* START TASK INPUT *

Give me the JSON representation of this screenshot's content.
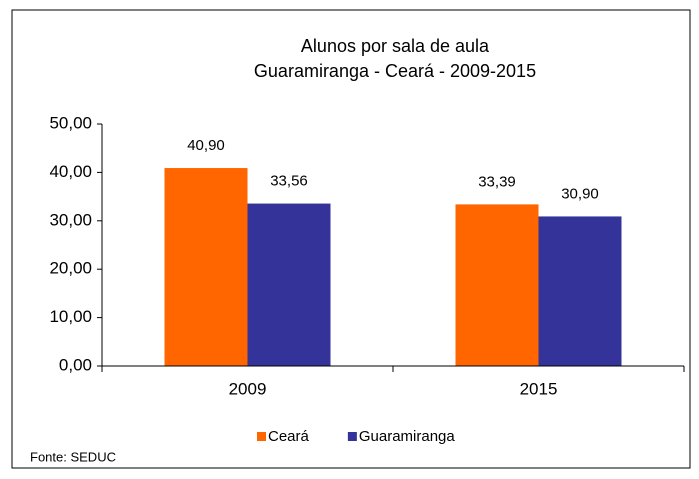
{
  "chart_data": {
    "type": "bar",
    "title": "Alunos por sala de aula",
    "subtitle": "Guaramiranga - Ceará - 2009-2015",
    "categories": [
      "2009",
      "2015"
    ],
    "series": [
      {
        "name": "Ceará",
        "color": "#ff6600",
        "values": [
          40.9,
          33.39
        ],
        "value_labels": [
          "40,90",
          "33,39"
        ]
      },
      {
        "name": "Guaramiranga",
        "color": "#333399",
        "values": [
          33.56,
          30.9
        ],
        "value_labels": [
          "33,56",
          "30,90"
        ]
      }
    ],
    "ylim": [
      0,
      50
    ],
    "yticks": [
      {
        "value": 0,
        "label": "0,00"
      },
      {
        "value": 10,
        "label": "10,00"
      },
      {
        "value": 20,
        "label": "20,00"
      },
      {
        "value": 30,
        "label": "30,00"
      },
      {
        "value": 40,
        "label": "40,00"
      },
      {
        "value": 50,
        "label": "50,00"
      }
    ],
    "grid": false,
    "legend": "bottom",
    "source": "Fonte: SEDUC"
  }
}
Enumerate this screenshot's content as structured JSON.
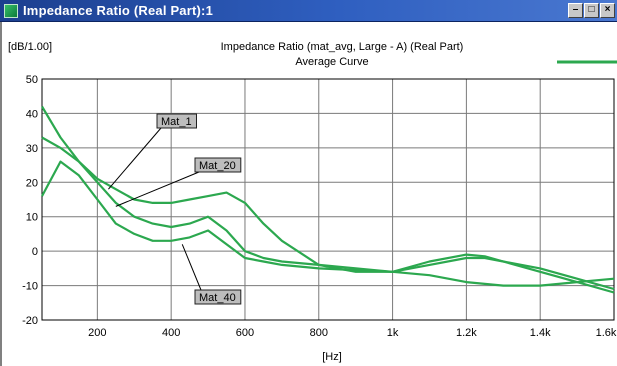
{
  "window": {
    "title": "Impedance Ratio (Real Part):1",
    "buttons": [
      "minimize",
      "maximize",
      "close"
    ]
  },
  "colors": {
    "titlebar": "#2f5fc0",
    "curve": "#2ca84f",
    "grid": "#7a7a7a"
  },
  "chart_data": {
    "type": "line",
    "title": "Impedance Ratio (mat_avg, Large - A) (Real Part)",
    "subtitle": "Average Curve",
    "unit_label": "[dB/1.00]",
    "xlabel": "[Hz]",
    "xlim": [
      50,
      1600
    ],
    "ylim": [
      -20,
      50
    ],
    "x_tick_values": [
      200,
      400,
      600,
      800,
      1000,
      1200,
      1400,
      1600
    ],
    "x_tick_labels": [
      "200",
      "400",
      "600",
      "800",
      "1k",
      "1.2k",
      "1.4k",
      "1.6k"
    ],
    "y_tick_values": [
      50,
      40,
      30,
      20,
      10,
      0,
      -10,
      -20
    ],
    "y_tick_labels": [
      "50",
      "40",
      "30",
      "20",
      "10",
      "0",
      "-10",
      "-20"
    ],
    "grid": true,
    "legend": {
      "position": "top-right",
      "label": ""
    },
    "series": [
      {
        "name": "Mat_1",
        "x": [
          50,
          100,
          150,
          200,
          250,
          300,
          350,
          400,
          450,
          500,
          550,
          600,
          650,
          700,
          800,
          900,
          1000,
          1100,
          1200,
          1250,
          1300,
          1400,
          1500,
          1600
        ],
        "y": [
          42,
          33,
          26,
          21,
          18,
          15,
          14,
          14,
          15,
          16,
          17,
          14,
          8,
          3,
          -4,
          -6,
          -6,
          -7,
          -9,
          -9.5,
          -10,
          -10,
          -9,
          -8
        ]
      },
      {
        "name": "Mat_20",
        "x": [
          50,
          100,
          150,
          200,
          250,
          300,
          350,
          400,
          450,
          500,
          550,
          600,
          650,
          700,
          800,
          900,
          1000,
          1100,
          1200,
          1250,
          1300,
          1400,
          1500,
          1600
        ],
        "y": [
          33,
          30,
          26,
          20,
          14,
          10,
          8,
          7,
          8,
          10,
          6,
          0,
          -2,
          -3,
          -4,
          -5,
          -6,
          -4,
          -2,
          -2,
          -3,
          -5,
          -8,
          -11
        ]
      },
      {
        "name": "Mat_40",
        "x": [
          50,
          100,
          150,
          200,
          250,
          300,
          350,
          400,
          450,
          500,
          550,
          600,
          650,
          700,
          800,
          900,
          1000,
          1100,
          1200,
          1250,
          1300,
          1400,
          1500,
          1600
        ],
        "y": [
          16,
          26,
          22,
          15,
          8,
          5,
          3,
          3,
          4,
          6,
          2,
          -2,
          -3,
          -4,
          -5,
          -5.5,
          -6,
          -3,
          -1,
          -1.5,
          -3,
          -6,
          -9,
          -12
        ]
      }
    ],
    "callouts": [
      {
        "label": "Mat_1",
        "target_x": 230,
        "target_y": 18
      },
      {
        "label": "Mat_20",
        "target_x": 250,
        "target_y": 13
      },
      {
        "label": "Mat_40",
        "target_x": 430,
        "target_y": 2
      }
    ]
  }
}
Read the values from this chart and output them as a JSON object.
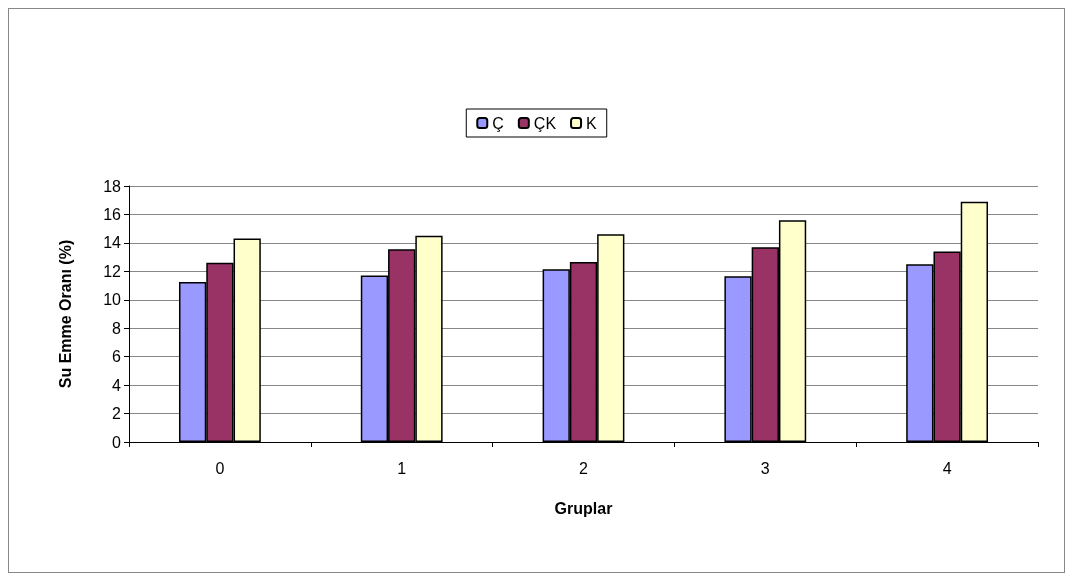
{
  "chart_data": {
    "type": "bar",
    "xlabel": "Gruplar",
    "ylabel": "Su Emme Oranı (%)",
    "categories": [
      "0",
      "1",
      "2",
      "3",
      "4"
    ],
    "series": [
      {
        "name": "Ç",
        "color": "#9999ff",
        "values": [
          11.25,
          11.7,
          12.15,
          11.65,
          12.5
        ]
      },
      {
        "name": "ÇK",
        "color": "#993366",
        "values": [
          12.6,
          13.55,
          12.65,
          13.7,
          13.4
        ]
      },
      {
        "name": "K",
        "color": "#ffffcc",
        "values": [
          14.3,
          14.5,
          14.6,
          15.6,
          16.9
        ]
      }
    ],
    "ylim": [
      0,
      18
    ],
    "yticks": [
      0,
      2,
      4,
      6,
      8,
      10,
      12,
      14,
      16,
      18
    ],
    "grid": "y",
    "legend": "top"
  }
}
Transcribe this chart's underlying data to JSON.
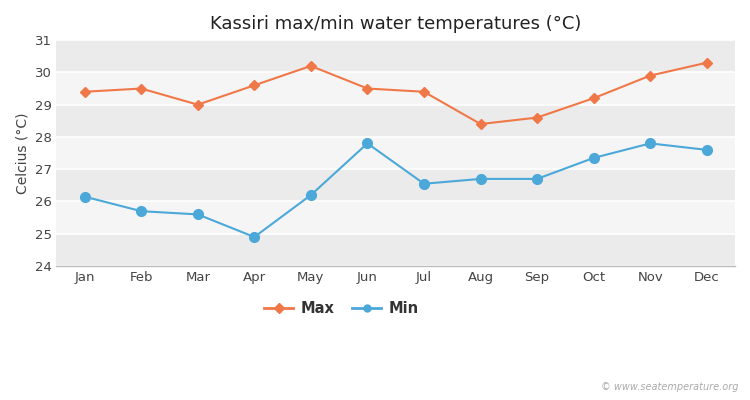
{
  "title": "Kassiri max/min water temperatures (°C)",
  "ylabel": "Celcius (°C)",
  "months": [
    "Jan",
    "Feb",
    "Mar",
    "Apr",
    "May",
    "Jun",
    "Jul",
    "Aug",
    "Sep",
    "Oct",
    "Nov",
    "Dec"
  ],
  "max_temps": [
    29.4,
    29.5,
    29.0,
    29.6,
    30.2,
    29.5,
    29.4,
    28.4,
    28.6,
    29.2,
    29.9,
    30.3
  ],
  "min_temps": [
    26.15,
    25.7,
    25.6,
    24.9,
    26.2,
    27.8,
    26.55,
    26.7,
    26.7,
    27.35,
    27.8,
    27.6
  ],
  "max_color": "#f07848",
  "min_color": "#4ba8d8",
  "fig_bg_color": "#ffffff",
  "band_colors": [
    "#ebebeb",
    "#f5f5f5"
  ],
  "ylim": [
    24,
    31
  ],
  "yticks": [
    24,
    25,
    26,
    27,
    28,
    29,
    30,
    31
  ],
  "legend_labels": [
    "Max",
    "Min"
  ],
  "watermark": "© www.seatemperature.org",
  "title_fontsize": 13,
  "axis_label_fontsize": 10,
  "tick_fontsize": 9.5,
  "legend_fontsize": 10.5
}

* END TASK INPUT *

TASK GOAL:
All of the entries above should be copied exactly, except for the pictures.

EXERCISE SOLUTION:
Give me the JSON representation of this screenshot's content.
{
  "chart_data": {
    "type": "bar",
    "title": "Alunos por sala de aula",
    "subtitle": "Guaramiranga - Ceará - 2009-2015",
    "categories": [
      "2009",
      "2015"
    ],
    "series": [
      {
        "name": "Ceará",
        "color": "#ff6600",
        "values": [
          40.9,
          33.39
        ],
        "value_labels": [
          "40,90",
          "33,39"
        ]
      },
      {
        "name": "Guaramiranga",
        "color": "#333399",
        "values": [
          33.56,
          30.9
        ],
        "value_labels": [
          "33,56",
          "30,90"
        ]
      }
    ],
    "ylim": [
      0,
      50
    ],
    "yticks": [
      {
        "value": 0,
        "label": "0,00"
      },
      {
        "value": 10,
        "label": "10,00"
      },
      {
        "value": 20,
        "label": "20,00"
      },
      {
        "value": 30,
        "label": "30,00"
      },
      {
        "value": 40,
        "label": "40,00"
      },
      {
        "value": 50,
        "label": "50,00"
      }
    ],
    "grid": false,
    "legend": "bottom",
    "source": "Fonte: SEDUC"
  }
}
Enumerate this screenshot's content as structured JSON.
{
  "window": {
    "title": "Impedance Ratio (Real Part):1",
    "buttons": [
      "minimize",
      "maximize",
      "close"
    ]
  },
  "colors": {
    "titlebar": "#2f5fc0",
    "curve": "#2ca84f",
    "grid": "#7a7a7a"
  },
  "chart_data": {
    "type": "line",
    "title": "Impedance Ratio (mat_avg, Large - A) (Real Part)",
    "subtitle": "Average Curve",
    "unit_label": "[dB/1.00]",
    "xlabel": "[Hz]",
    "xlim": [
      50,
      1600
    ],
    "ylim": [
      -20,
      50
    ],
    "x_tick_values": [
      200,
      400,
      600,
      800,
      1000,
      1200,
      1400,
      1600
    ],
    "x_tick_labels": [
      "200",
      "400",
      "600",
      "800",
      "1k",
      "1.2k",
      "1.4k",
      "1.6k"
    ],
    "y_tick_values": [
      50,
      40,
      30,
      20,
      10,
      0,
      -10,
      -20
    ],
    "y_tick_labels": [
      "50",
      "40",
      "30",
      "20",
      "10",
      "0",
      "-10",
      "-20"
    ],
    "grid": true,
    "legend": {
      "position": "top-right",
      "label": ""
    },
    "series": [
      {
        "name": "Mat_1",
        "x": [
          50,
          100,
          150,
          200,
          250,
          300,
          350,
          400,
          450,
          500,
          550,
          600,
          650,
          700,
          800,
          900,
          1000,
          1100,
          1200,
          1250,
          1300,
          1400,
          1500,
          1600
        ],
        "y": [
          42,
          33,
          26,
          21,
          18,
          15,
          14,
          14,
          15,
          16,
          17,
          14,
          8,
          3,
          -4,
          -6,
          -6,
          -7,
          -9,
          -9.5,
          -10,
          -10,
          -9,
          -8
        ]
      },
      {
        "name": "Mat_20",
        "x": [
          50,
          100,
          150,
          200,
          250,
          300,
          350,
          400,
          450,
          500,
          550,
          600,
          650,
          700,
          800,
          900,
          1000,
          1100,
          1200,
          1250,
          1300,
          1400,
          1500,
          1600
        ],
        "y": [
          33,
          30,
          26,
          20,
          14,
          10,
          8,
          7,
          8,
          10,
          6,
          0,
          -2,
          -3,
          -4,
          -5,
          -6,
          -4,
          -2,
          -2,
          -3,
          -5,
          -8,
          -11
        ]
      },
      {
        "name": "Mat_40",
        "x": [
          50,
          100,
          150,
          200,
          250,
          300,
          350,
          400,
          450,
          500,
          550,
          600,
          650,
          700,
          800,
          900,
          1000,
          1100,
          1200,
          1250,
          1300,
          1400,
          1500,
          1600
        ],
        "y": [
          16,
          26,
          22,
          15,
          8,
          5,
          3,
          3,
          4,
          6,
          2,
          -2,
          -3,
          -4,
          -5,
          -5.5,
          -6,
          -3,
          -1,
          -1.5,
          -3,
          -6,
          -9,
          -12
        ]
      }
    ],
    "callouts": [
      {
        "label": "Mat_1",
        "target_x": 230,
        "target_y": 18
      },
      {
        "label": "Mat_20",
        "target_x": 250,
        "target_y": 13
      },
      {
        "label": "Mat_40",
        "target_x": 430,
        "target_y": 2
      }
    ]
  }
}
Read the values from this chart and output them as a JSON object.
{
  "chart_data": {
    "type": "bar",
    "xlabel": "Gruplar",
    "ylabel": "Su Emme Oranı (%)",
    "categories": [
      "0",
      "1",
      "2",
      "3",
      "4"
    ],
    "series": [
      {
        "name": "Ç",
        "color": "#9999ff",
        "values": [
          11.25,
          11.7,
          12.15,
          11.65,
          12.5
        ]
      },
      {
        "name": "ÇK",
        "color": "#993366",
        "values": [
          12.6,
          13.55,
          12.65,
          13.7,
          13.4
        ]
      },
      {
        "name": "K",
        "color": "#ffffcc",
        "values": [
          14.3,
          14.5,
          14.6,
          15.6,
          16.9
        ]
      }
    ],
    "ylim": [
      0,
      18
    ],
    "yticks": [
      0,
      2,
      4,
      6,
      8,
      10,
      12,
      14,
      16,
      18
    ],
    "grid": "y",
    "legend": "top"
  }
}
Transcribe this chart's underlying data to JSON.
{
  "title": "Kassiri max/min water temperatures (°C)",
  "ylabel": "Celcius (°C)",
  "months": [
    "Jan",
    "Feb",
    "Mar",
    "Apr",
    "May",
    "Jun",
    "Jul",
    "Aug",
    "Sep",
    "Oct",
    "Nov",
    "Dec"
  ],
  "max_temps": [
    29.4,
    29.5,
    29.0,
    29.6,
    30.2,
    29.5,
    29.4,
    28.4,
    28.6,
    29.2,
    29.9,
    30.3
  ],
  "min_temps": [
    26.15,
    25.7,
    25.6,
    24.9,
    26.2,
    27.8,
    26.55,
    26.7,
    26.7,
    27.35,
    27.8,
    27.6
  ],
  "max_color": "#f07848",
  "min_color": "#4ba8d8",
  "fig_bg_color": "#ffffff",
  "band_colors": [
    "#ebebeb",
    "#f5f5f5"
  ],
  "ylim": [
    24,
    31
  ],
  "yticks": [
    24,
    25,
    26,
    27,
    28,
    29,
    30,
    31
  ],
  "legend_labels": [
    "Max",
    "Min"
  ],
  "watermark": "© www.seatemperature.org",
  "title_fontsize": 13,
  "axis_label_fontsize": 10,
  "tick_fontsize": 9.5,
  "legend_fontsize": 10.5
}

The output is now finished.